Vorliegender Text>
============
Der Beschluss des Nationalen Sicherheitsrates im Wortlaut:
Der Nationale Sicherheitsrat der Republik Österreich hält daran fest, dass es zur Legitimation einer militärischen Aktion gegen den Irak eines Beschlusses des Weltsicherheitsrates bedurft hätte, und bedauert, dass es ohne Ermächtigung des Weltsicherheitsrates zu einer militärischen Aktion gegen den Irak gekommen ist und dass eine friedliche Entwaffnung des Iraks damit nicht möglich war.
Der Nationale Sicherheitsrat bedauert, dass wichtige Mitgliedstaaten der Europäischen Union in einer so grundlegenden Frage im Weltsicherheitsrat keinen gemeinsamen Standpunkt gefunden haben und begrüßt, dass der Europäische Rat vom 20./21. März in Brüssel wenigstens für die Zukunft gemeinsame Schlussfolgerungen erreicht hat (siehe Anhang), die der Nationale Sicherheitsrat vollinhaltlich unterstützt.
Der Nationale Sicherheitsrat hat daher in seiner Sitzung am 24. März 2003 beschlossen:
- Der Nationale Sicherheitsrat (im Folgenden kurz Rat) empfiehlt der Bundesregierung, nachdrücklich für eine einheitliche Haltung der Europäischen Union einzutreten, die auf den Schlussfolgerungen des Europäischen Rates von Brüssel (20./21. März 2003) aufbaut.
- Der Rat bekräftigt seine Empfehlung an die Bundesregierung, dass sich das neutrale Österreich an keinerlei militärischen Operationen gegen den Irak beteiligt und auch keine Überflugsrechte einräumt.
============
Bereitgestelltes Material>
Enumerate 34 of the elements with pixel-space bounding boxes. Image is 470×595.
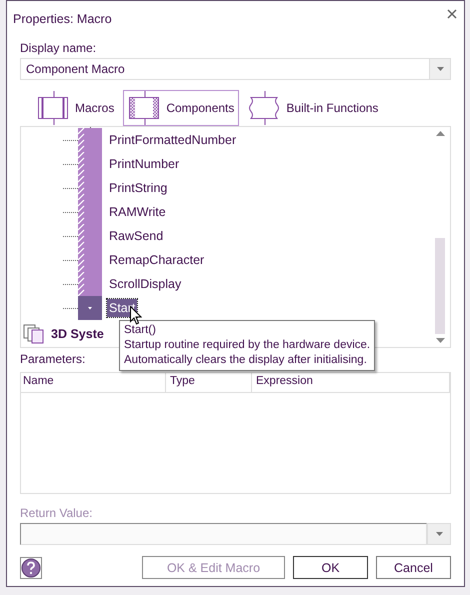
tab[interactable]: Built-in Functions [243,90,384,126]
tree-item[interactable]: PrintNumber [107,155,182,173]
dialog-button[interactable]: OK [293,556,368,579]
scroll-down-icon[interactable] [436,338,444,343]
tree-item[interactable]: PrintFormattedNumber [107,131,238,149]
tree-item[interactable]: RAMWrite [107,203,168,221]
column-header[interactable]: Type [168,373,252,392]
tooltip-title: Start() [124,323,157,338]
column-header[interactable]: Name [21,373,166,392]
tab[interactable]: Macros [32,90,120,126]
field-label: Return Value: [20,506,92,520]
display-name-combo[interactable]: Component Macro [20,58,451,80]
tree-group[interactable]: 3D Syste [51,327,104,341]
tree-item[interactable]: RemapCharacter [107,251,206,269]
dialog-button[interactable]: Cancel [376,556,451,579]
column-header[interactable]: Expression [254,373,450,392]
scroll-up-icon[interactable] [436,131,444,136]
caret-icon[interactable] [436,532,442,536]
return-value-combo[interactable] [20,523,451,545]
field-label: Parameters: [20,352,86,366]
window-title: Properties: Macro [13,12,112,26]
pages-icon [23,324,45,344]
scrollbar[interactable] [434,131,446,343]
tree-item[interactable]: ScrollDisplay [107,275,184,293]
macro-block-icon [37,91,71,125]
tree-item[interactable]: PrintString [107,179,170,197]
close-icon[interactable] [445,9,459,19]
help-icon[interactable] [20,556,42,578]
tab[interactable]: Components [123,90,240,126]
caret-icon[interactable] [436,67,444,71]
tree-item[interactable]: RawSend [107,227,166,245]
tooltip-text: Startup routine required by the hardware device. [124,338,370,353]
field-label: Display name: [20,41,96,55]
tooltip-text: Automatically clears the display after initialising. [124,353,368,368]
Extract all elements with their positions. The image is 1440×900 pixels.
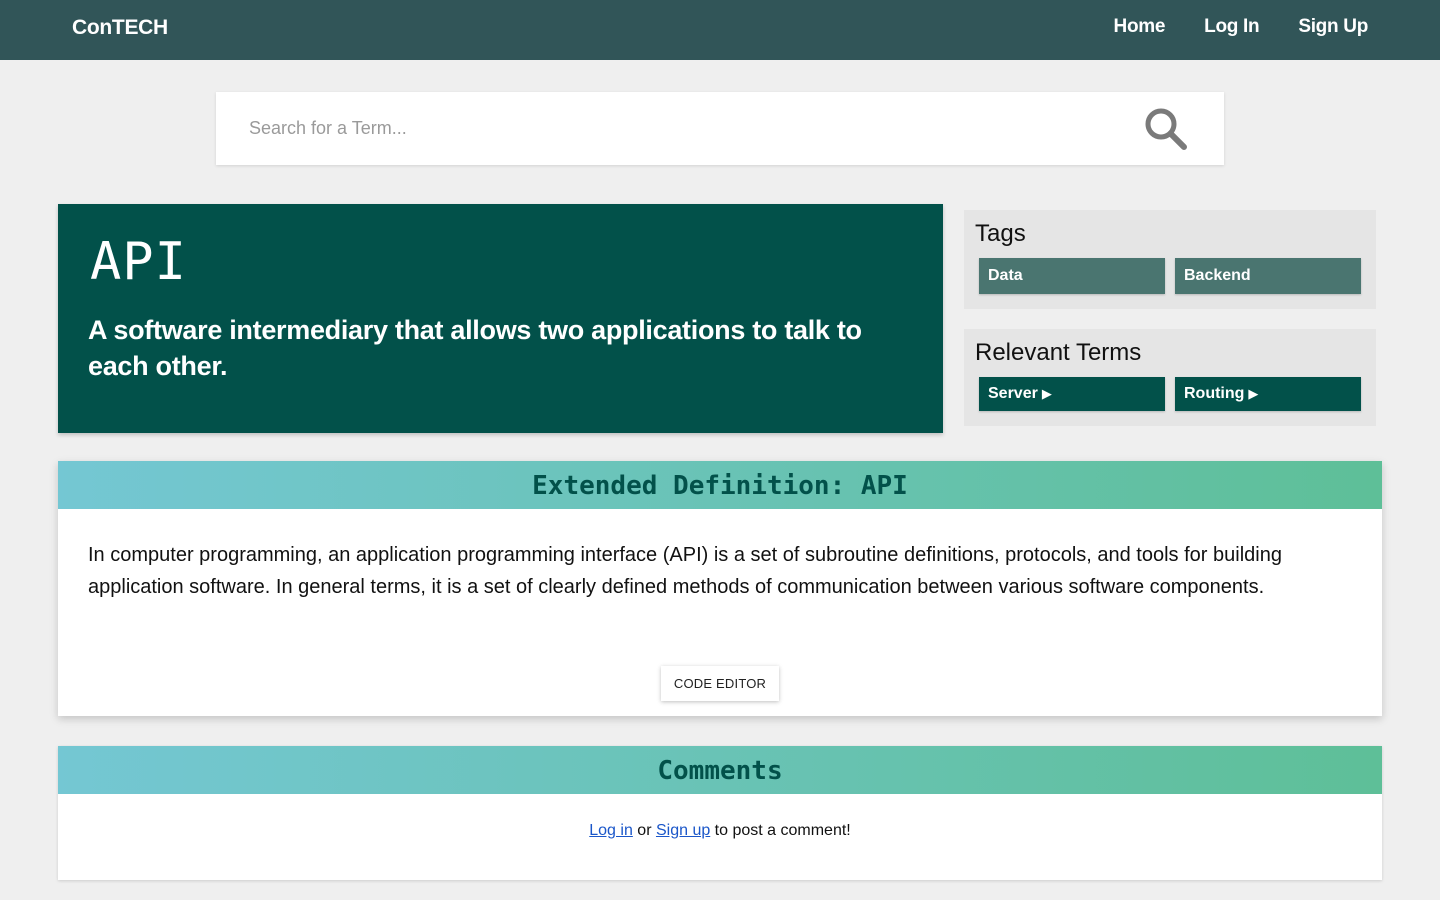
relevant-term-routing[interactable]: Routing ▶ bbox=[1175, 377, 1361, 411]
comments-title: Comments bbox=[657, 756, 783, 786]
play-arrow-icon: ▶ bbox=[1041, 386, 1052, 401]
relevant-term-server[interactable]: Server ▶ bbox=[979, 377, 1165, 411]
nav-links: Home Log In Sign Up bbox=[1114, 16, 1369, 38]
term-summary: A software intermediary that allows two … bbox=[88, 315, 862, 381]
extended-definition-text: In computer programming, an application … bbox=[88, 544, 1282, 598]
extended-definition-title: Extended Definition: API bbox=[532, 471, 908, 501]
code-editor-button[interactable]: CODE EDITOR bbox=[661, 666, 779, 701]
extended-definition-header: Extended Definition: API bbox=[58, 461, 1382, 509]
nav-signup-link[interactable]: Sign Up bbox=[1298, 16, 1368, 38]
comments-card: Comments Log in or Sign up to post a com… bbox=[58, 746, 1382, 880]
comments-login-link[interactable]: Log in bbox=[589, 822, 633, 839]
comments-prompt: Log in or Sign up to post a comment! bbox=[58, 822, 1382, 840]
search-icon bbox=[1145, 108, 1187, 150]
comments-suffix-text: to post a comment! bbox=[710, 822, 851, 839]
tag-chip-backend[interactable]: Backend bbox=[1175, 258, 1361, 294]
relevant-term-label: Server bbox=[988, 385, 1038, 402]
tags-panel: Tags Data Backend bbox=[964, 210, 1376, 309]
relevant-term-label: Routing bbox=[1184, 385, 1245, 402]
relevant-terms-panel: Relevant Terms Server ▶ Routing ▶ bbox=[964, 329, 1376, 426]
comments-header: Comments bbox=[58, 746, 1382, 794]
comments-or-text: or bbox=[632, 822, 656, 839]
tags-heading: Tags bbox=[975, 220, 1026, 247]
comments-signup-link[interactable]: Sign up bbox=[656, 822, 710, 839]
nav-home-link[interactable]: Home bbox=[1114, 16, 1166, 38]
term-title: API bbox=[90, 232, 187, 292]
brand-logo[interactable]: ConTECH bbox=[72, 16, 168, 40]
extended-definition-card: Extended Definition: API In computer pro… bbox=[58, 461, 1382, 716]
term-card: API A software intermediary that allows … bbox=[58, 204, 943, 433]
tag-chip-data[interactable]: Data bbox=[979, 258, 1165, 294]
relevant-terms-heading: Relevant Terms bbox=[975, 339, 1142, 366]
search-input[interactable] bbox=[216, 92, 1116, 165]
search-box bbox=[216, 92, 1224, 165]
search-button[interactable] bbox=[1136, 102, 1196, 156]
navbar: ConTECH Home Log In Sign Up bbox=[0, 0, 1440, 60]
nav-login-link[interactable]: Log In bbox=[1204, 16, 1259, 38]
play-arrow-icon: ▶ bbox=[1248, 386, 1259, 401]
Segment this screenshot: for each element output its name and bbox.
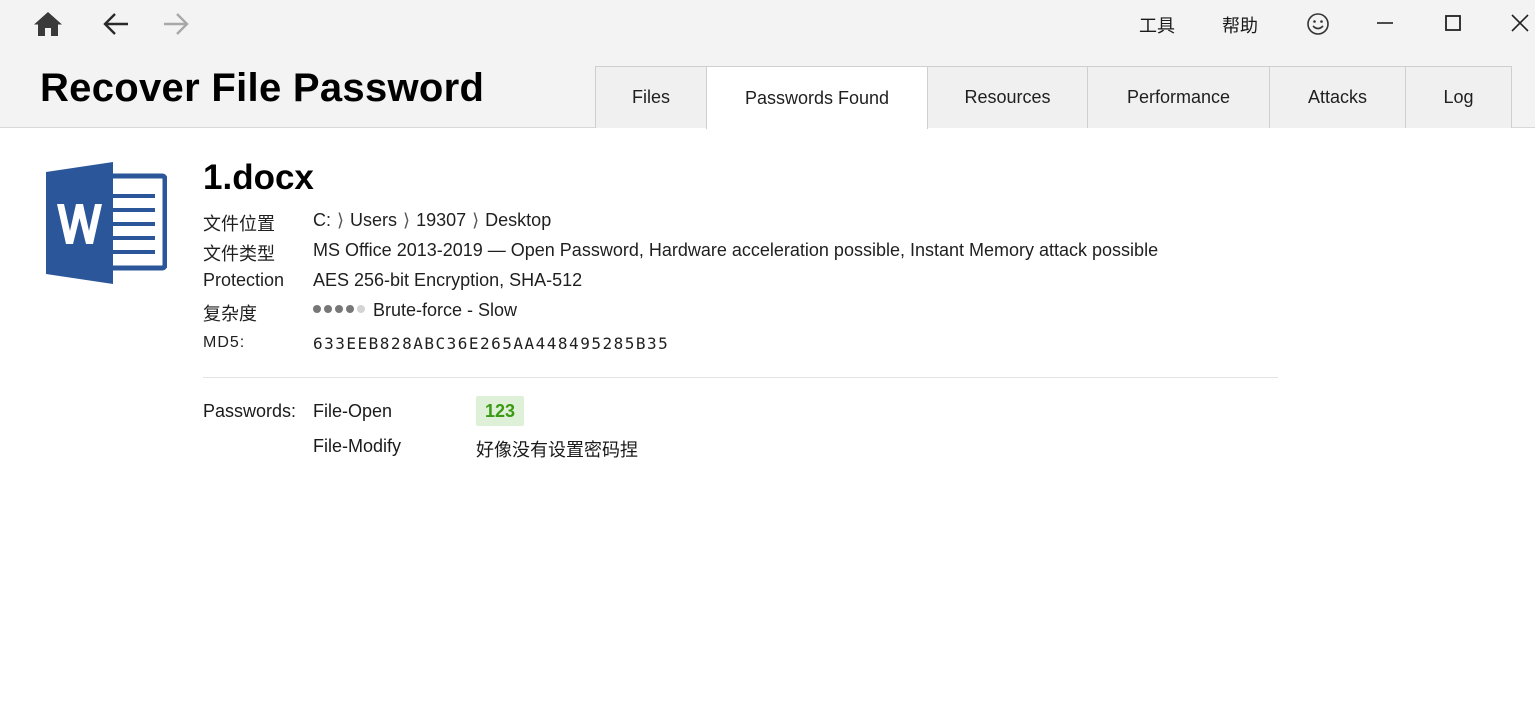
breadcrumb-item[interactable]: Users <box>350 210 397 230</box>
back-button[interactable] <box>98 6 134 42</box>
breadcrumb-item[interactable]: Desktop <box>485 210 551 230</box>
complexity-value: Brute-force - Slow <box>373 300 518 320</box>
maximize-button[interactable] <box>1430 4 1476 42</box>
maximize-icon <box>1445 15 1461 31</box>
complexity-dot <box>357 305 365 314</box>
home-button[interactable] <box>30 6 66 42</box>
menu-tools[interactable]: 工具 <box>1139 12 1175 38</box>
menu-help[interactable]: 帮助 <box>1222 12 1258 38</box>
breadcrumb: C: ⟩ Users ⟩ 19307 ⟩ Desktop <box>313 210 551 231</box>
divider <box>203 377 1278 378</box>
tab-log[interactable]: Log <box>1405 66 1512 128</box>
home-icon <box>34 12 62 36</box>
tab-passwords-found[interactable]: Passwords Found <box>706 66 928 129</box>
breadcrumb-separator-icon: ⟩ <box>337 210 345 230</box>
passwords-label: Passwords: <box>203 401 297 421</box>
feedback-button[interactable] <box>1303 9 1333 39</box>
md5-label: MD5: <box>203 334 246 351</box>
file-modify-password[interactable]: 好像没有设置密码捏 <box>476 436 638 462</box>
file-modify-label: File-Modify <box>313 436 402 456</box>
minimize-icon <box>1377 22 1393 24</box>
close-icon <box>1511 14 1529 32</box>
complexity-dot <box>324 305 332 314</box>
file-name: 1.docx <box>203 158 314 197</box>
arrow-right-icon <box>164 13 189 35</box>
file-open-label: File-Open <box>313 401 393 421</box>
complexity-dot <box>335 305 343 314</box>
file-type-label: 文件类型 <box>203 244 275 264</box>
tab-attacks[interactable]: Attacks <box>1269 66 1406 128</box>
arrow-left-icon <box>103 13 128 35</box>
complexity-label: 复杂度 <box>203 304 257 324</box>
complexity-meter <box>313 305 365 314</box>
tab-bar: Files Passwords Found Resources Performa… <box>595 66 1512 129</box>
close-button[interactable] <box>1497 4 1535 42</box>
forward-button[interactable] <box>158 6 194 42</box>
complexity-dot <box>313 305 321 314</box>
tab-files[interactable]: Files <box>595 66 707 128</box>
file-location-label: 文件位置 <box>203 214 275 234</box>
md5-value[interactable]: 633EEB828ABC36E265AA448495285B35 <box>313 334 669 353</box>
app-title: Recover File Password <box>40 66 485 110</box>
smiley-icon <box>1307 13 1329 35</box>
protection-label: Protection <box>203 270 285 290</box>
breadcrumb-item[interactable]: 19307 <box>416 210 466 230</box>
minimize-button[interactable] <box>1362 4 1408 42</box>
file-open-password[interactable]: 123 <box>476 396 525 426</box>
complexity-dot <box>346 305 354 314</box>
breadcrumb-separator-icon: ⟩ <box>472 210 480 230</box>
protection-value: AES 256-bit Encryption, SHA-512 <box>313 270 583 290</box>
file-type-value: MS Office 2013-2019 — Open Password, Har… <box>313 240 1159 260</box>
title-bar: 工具 帮助 Recover File Password Files Passwo… <box>0 0 1535 129</box>
breadcrumb-item[interactable]: C: <box>313 210 331 230</box>
word-document-icon <box>45 162 168 284</box>
tab-performance[interactable]: Performance <box>1087 66 1270 128</box>
breadcrumb-separator-icon: ⟩ <box>403 210 411 230</box>
tab-resources[interactable]: Resources <box>927 66 1088 128</box>
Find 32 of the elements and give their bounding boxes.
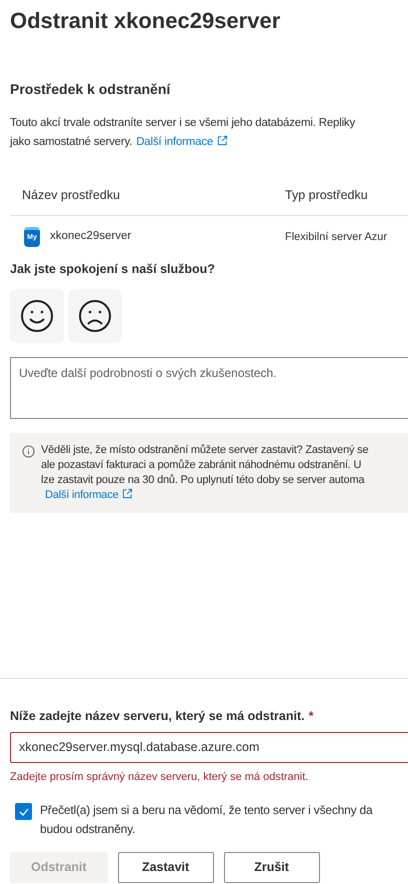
============
Aufgabenstellung>
(1) Nennen Sie alle Gremien und Organisationen (ohne Staaten), die im Beschluss des Nationalen Sicherheitsrates erwähnt werden.
(2) Geben Sie aus dem Beschluss des Nationalen Sicherheitsrates den Abschnitt wieder, der mit „Der Nationale Sicherheitsrat bedauert, dass“ beginnt und sich bis einschließlich „März 2003) aufbaut.“ erstreckt.

Erwartete Antworten>
(1) Nationaler Sicherheitsrat, Weltsicherheitsrat, Europäische Union, Europäischer Rat, Bundesregierung

(2)
Der Nationale Sicherheitsrat bedauert, dass wichtige Mitgliedstaaten der Europäischen Union in einer so grundlegenden Frage im Weltsicherheitsrat keinen gemeinsamen Standpunkt gefunden haben und begrüßt, dass der Europäische Rat vom 20./21. März in Brüssel wenigstens für die Zukunft gemeinsame Schlussfolgerungen erreicht hat (siehe Anhang), die der Nationale Sicherheitsrat vollinhaltlich unterstützt.
Der Nationale Sicherheitsrat hat daher in seiner Sitzung am 24. März 2003 beschlossen:
- Der Nationale Sicherheitsrat (im Folgenden kurz Rat) empfiehlt der Bundesregierung, nachdrücklich für eine einheitliche Haltung der Europäischen Union einzutreten, die auf den Schlussfolgerungen des Europäischen Rates von Brüssel (20./21. März 2003) aufbaut.